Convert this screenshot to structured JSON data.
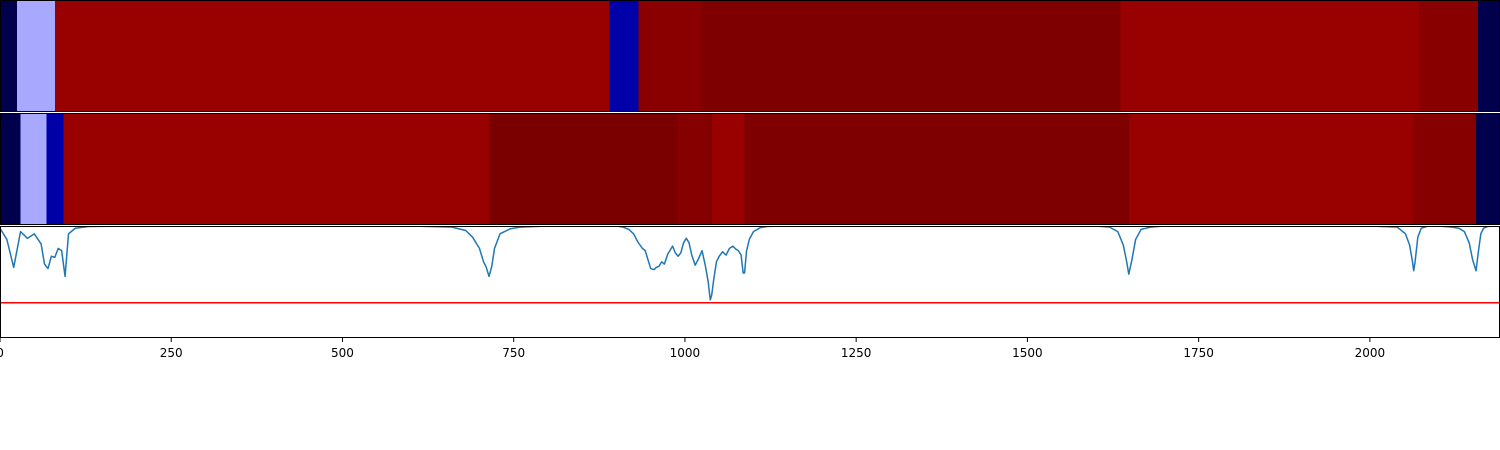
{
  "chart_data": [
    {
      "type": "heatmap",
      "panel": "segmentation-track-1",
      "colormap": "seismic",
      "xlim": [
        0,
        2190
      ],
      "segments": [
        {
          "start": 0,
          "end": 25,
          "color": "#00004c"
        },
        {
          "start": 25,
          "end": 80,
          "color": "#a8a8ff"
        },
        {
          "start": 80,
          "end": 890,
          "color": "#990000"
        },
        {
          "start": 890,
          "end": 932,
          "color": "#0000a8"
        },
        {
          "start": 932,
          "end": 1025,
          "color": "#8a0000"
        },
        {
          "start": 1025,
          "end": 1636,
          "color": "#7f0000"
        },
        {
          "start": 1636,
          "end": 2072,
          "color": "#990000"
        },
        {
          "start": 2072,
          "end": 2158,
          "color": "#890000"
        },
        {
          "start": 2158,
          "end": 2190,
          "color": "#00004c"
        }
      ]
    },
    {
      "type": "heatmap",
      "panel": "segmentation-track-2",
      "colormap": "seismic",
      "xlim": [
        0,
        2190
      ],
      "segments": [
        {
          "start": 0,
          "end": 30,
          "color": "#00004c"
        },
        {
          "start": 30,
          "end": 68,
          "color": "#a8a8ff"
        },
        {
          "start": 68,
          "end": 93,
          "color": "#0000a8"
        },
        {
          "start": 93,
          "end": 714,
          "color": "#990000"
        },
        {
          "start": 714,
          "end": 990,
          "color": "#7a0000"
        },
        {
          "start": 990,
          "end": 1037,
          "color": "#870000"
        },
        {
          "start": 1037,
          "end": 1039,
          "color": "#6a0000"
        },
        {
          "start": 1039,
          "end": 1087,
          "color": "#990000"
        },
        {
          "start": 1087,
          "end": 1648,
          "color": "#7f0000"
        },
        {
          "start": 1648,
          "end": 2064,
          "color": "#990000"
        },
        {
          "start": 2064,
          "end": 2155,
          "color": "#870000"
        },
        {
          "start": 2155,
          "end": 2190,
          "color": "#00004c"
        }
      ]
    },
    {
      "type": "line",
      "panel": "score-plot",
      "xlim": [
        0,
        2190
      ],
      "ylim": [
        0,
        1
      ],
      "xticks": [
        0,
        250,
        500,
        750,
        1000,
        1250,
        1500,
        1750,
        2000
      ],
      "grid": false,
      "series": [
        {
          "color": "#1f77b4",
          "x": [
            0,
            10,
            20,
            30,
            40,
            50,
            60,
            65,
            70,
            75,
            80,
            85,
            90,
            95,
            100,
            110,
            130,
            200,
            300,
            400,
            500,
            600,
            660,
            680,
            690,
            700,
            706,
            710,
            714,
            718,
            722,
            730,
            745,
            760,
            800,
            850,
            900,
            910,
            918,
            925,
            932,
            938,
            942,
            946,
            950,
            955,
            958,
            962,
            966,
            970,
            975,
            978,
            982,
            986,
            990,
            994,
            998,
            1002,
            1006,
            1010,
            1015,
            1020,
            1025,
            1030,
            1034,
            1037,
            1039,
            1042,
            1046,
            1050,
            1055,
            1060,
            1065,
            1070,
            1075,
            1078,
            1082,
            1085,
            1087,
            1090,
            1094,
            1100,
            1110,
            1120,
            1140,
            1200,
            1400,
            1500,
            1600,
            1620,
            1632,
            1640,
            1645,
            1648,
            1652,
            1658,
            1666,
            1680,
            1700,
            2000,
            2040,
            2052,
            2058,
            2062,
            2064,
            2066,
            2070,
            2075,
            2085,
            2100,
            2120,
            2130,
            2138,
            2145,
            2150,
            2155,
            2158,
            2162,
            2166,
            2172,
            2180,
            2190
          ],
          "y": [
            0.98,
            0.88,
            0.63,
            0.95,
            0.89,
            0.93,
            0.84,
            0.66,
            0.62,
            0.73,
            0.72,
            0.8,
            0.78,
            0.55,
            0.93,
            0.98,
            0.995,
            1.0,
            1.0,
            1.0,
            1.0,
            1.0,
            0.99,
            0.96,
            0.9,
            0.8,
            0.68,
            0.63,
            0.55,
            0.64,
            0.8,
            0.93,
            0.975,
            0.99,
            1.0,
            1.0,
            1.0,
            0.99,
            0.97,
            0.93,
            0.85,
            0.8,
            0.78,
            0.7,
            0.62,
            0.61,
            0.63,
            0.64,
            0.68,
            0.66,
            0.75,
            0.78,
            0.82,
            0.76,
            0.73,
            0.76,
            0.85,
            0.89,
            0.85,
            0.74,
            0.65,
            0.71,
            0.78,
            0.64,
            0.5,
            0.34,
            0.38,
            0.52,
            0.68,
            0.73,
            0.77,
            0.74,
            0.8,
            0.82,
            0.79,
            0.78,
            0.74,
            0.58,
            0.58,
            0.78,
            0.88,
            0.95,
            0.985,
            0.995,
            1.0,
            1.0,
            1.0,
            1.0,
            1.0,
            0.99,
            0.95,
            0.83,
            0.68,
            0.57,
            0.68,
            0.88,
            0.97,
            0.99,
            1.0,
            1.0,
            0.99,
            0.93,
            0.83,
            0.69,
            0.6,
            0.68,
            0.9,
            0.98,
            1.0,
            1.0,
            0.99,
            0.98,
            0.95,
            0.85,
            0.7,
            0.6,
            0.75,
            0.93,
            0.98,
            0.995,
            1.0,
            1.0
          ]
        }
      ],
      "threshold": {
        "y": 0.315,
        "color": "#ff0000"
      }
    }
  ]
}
* * *
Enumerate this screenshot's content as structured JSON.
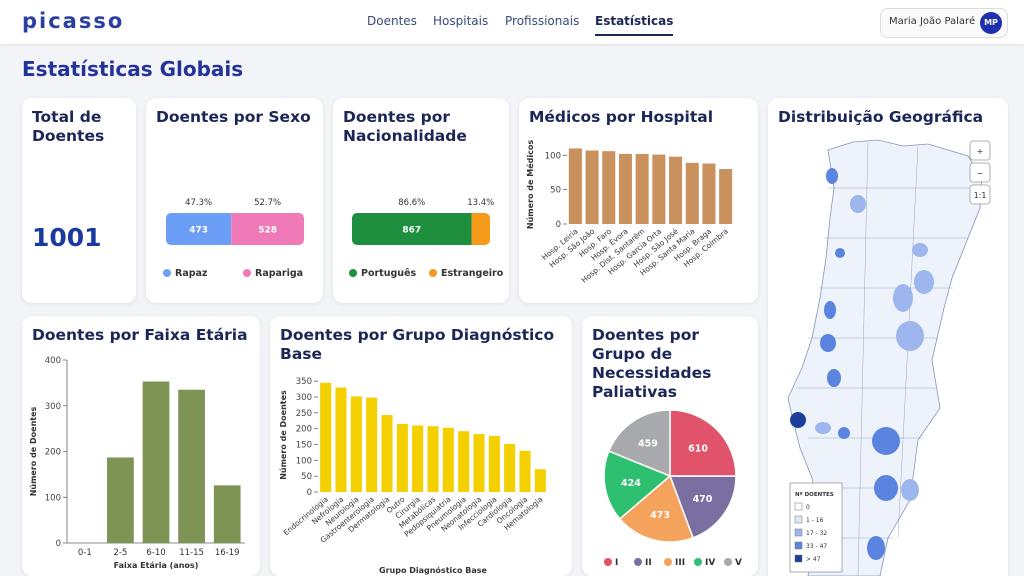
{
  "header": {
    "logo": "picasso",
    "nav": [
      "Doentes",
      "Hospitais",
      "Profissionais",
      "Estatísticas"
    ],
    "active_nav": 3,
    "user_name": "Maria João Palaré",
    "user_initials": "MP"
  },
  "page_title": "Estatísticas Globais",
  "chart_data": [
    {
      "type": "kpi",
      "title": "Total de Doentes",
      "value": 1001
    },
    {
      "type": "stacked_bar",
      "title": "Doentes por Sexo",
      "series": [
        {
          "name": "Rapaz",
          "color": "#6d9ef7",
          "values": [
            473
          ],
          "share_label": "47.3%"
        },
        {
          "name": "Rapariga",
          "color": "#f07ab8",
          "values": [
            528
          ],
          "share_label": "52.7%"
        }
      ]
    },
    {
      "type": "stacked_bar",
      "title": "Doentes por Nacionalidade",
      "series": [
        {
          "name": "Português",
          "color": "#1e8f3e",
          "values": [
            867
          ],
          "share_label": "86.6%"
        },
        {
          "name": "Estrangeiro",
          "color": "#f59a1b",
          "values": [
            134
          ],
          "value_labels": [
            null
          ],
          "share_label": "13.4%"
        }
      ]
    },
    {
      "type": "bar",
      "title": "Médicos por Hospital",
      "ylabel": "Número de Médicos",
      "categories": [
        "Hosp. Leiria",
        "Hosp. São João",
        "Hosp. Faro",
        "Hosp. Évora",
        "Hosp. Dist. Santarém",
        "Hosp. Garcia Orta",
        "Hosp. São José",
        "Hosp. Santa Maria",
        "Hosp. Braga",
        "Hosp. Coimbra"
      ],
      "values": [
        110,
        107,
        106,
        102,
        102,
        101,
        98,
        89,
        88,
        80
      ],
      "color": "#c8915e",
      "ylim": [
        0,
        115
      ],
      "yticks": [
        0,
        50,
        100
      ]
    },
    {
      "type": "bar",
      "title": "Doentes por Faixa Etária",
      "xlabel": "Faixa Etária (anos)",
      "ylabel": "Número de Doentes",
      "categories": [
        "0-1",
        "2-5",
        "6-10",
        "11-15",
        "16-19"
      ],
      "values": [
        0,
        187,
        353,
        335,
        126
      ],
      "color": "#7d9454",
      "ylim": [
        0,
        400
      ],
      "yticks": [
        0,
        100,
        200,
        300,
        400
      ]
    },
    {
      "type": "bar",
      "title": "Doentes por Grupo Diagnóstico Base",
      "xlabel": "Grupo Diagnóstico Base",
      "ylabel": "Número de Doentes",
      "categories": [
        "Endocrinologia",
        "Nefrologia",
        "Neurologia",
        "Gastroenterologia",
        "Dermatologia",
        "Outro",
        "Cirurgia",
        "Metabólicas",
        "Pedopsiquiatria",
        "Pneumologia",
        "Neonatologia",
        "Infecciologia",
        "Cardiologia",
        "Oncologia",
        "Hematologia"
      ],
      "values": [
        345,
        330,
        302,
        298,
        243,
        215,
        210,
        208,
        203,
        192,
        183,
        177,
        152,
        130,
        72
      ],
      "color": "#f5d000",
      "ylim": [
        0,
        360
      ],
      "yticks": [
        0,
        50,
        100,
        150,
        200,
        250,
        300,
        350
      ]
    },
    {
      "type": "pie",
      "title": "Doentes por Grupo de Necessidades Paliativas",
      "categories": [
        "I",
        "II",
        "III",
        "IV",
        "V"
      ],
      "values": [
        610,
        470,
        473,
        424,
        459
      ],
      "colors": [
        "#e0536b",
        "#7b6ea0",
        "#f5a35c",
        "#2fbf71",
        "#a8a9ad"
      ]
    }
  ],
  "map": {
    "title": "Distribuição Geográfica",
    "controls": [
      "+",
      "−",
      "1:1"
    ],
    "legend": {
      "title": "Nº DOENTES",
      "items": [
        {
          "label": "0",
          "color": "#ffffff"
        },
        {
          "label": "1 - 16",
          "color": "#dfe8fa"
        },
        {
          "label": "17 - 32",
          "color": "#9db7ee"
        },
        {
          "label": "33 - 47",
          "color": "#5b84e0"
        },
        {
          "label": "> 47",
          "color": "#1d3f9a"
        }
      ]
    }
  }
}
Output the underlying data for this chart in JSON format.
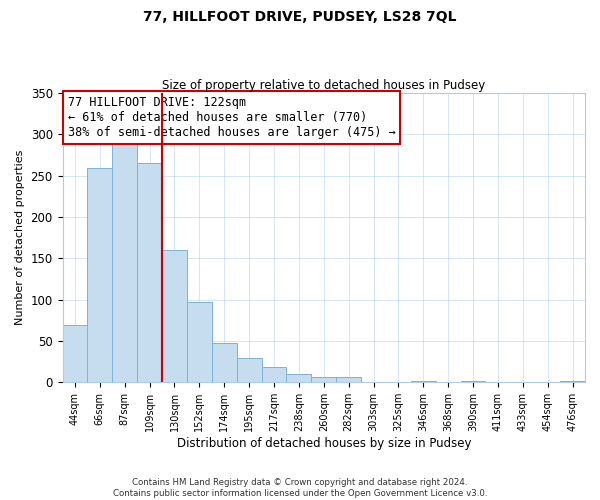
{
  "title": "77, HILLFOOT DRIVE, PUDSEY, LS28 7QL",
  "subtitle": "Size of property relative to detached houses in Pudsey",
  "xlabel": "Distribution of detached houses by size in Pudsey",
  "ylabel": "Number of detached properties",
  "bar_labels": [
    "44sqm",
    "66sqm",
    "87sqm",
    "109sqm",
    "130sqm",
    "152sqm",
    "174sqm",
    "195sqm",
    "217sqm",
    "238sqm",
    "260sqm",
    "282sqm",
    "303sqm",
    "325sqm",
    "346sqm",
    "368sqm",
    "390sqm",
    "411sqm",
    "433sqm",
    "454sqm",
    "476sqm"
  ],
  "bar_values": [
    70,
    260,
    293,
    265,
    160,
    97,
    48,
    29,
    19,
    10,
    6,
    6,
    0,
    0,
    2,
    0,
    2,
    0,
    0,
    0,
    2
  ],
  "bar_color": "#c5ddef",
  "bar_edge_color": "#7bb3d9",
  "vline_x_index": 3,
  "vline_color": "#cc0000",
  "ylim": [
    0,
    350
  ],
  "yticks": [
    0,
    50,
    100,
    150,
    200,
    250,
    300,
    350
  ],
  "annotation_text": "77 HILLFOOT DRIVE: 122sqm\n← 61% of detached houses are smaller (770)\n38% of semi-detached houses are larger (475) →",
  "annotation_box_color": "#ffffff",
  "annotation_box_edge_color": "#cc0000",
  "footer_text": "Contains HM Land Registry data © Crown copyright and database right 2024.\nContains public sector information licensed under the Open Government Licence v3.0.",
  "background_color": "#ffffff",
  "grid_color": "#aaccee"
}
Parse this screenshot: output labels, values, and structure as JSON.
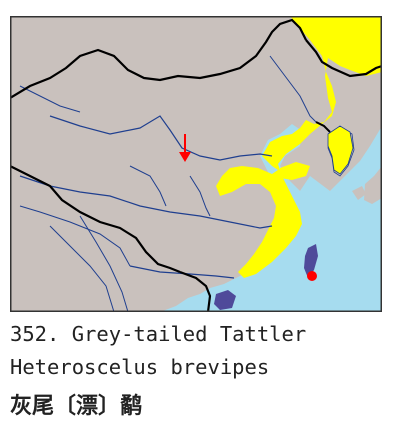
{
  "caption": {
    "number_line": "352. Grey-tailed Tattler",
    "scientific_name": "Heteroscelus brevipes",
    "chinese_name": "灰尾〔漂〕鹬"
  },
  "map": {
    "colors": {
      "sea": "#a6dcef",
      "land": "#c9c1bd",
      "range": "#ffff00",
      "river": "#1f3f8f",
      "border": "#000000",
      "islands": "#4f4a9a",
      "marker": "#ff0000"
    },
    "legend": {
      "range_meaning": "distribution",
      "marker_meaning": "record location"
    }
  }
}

WHAT IS ASKED: Find each line with the string "screenshot" and copy it out.

THE RESULT:
Convert this screenshot to structured JSON data.
Enumerate this screenshot's content as structured JSON.
Parse this screenshot: output labels, values, and structure as JSON.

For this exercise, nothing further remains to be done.